MATERIAL SHOWN:
##############################
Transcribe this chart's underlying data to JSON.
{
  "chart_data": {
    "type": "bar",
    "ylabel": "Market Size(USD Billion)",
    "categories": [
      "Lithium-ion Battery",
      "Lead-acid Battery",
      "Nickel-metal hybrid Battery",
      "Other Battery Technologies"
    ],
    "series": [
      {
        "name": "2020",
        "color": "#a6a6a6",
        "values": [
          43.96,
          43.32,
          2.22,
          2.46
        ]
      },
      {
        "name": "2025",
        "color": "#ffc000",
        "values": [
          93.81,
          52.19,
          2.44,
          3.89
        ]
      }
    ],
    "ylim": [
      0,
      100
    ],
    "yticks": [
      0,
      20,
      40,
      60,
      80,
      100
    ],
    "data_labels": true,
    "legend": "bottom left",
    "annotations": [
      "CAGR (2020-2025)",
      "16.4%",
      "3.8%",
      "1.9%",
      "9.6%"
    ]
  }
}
##############################
EXERCISE DESCRIPTION: Show all lines in the entries above where the word "Battery" appears.

EXERCISE OUTPUT:
      "Lithium-ion Battery",
      "Lead-acid Battery",
      "Nickel-metal hybrid Battery",
      "Other Battery Technologies"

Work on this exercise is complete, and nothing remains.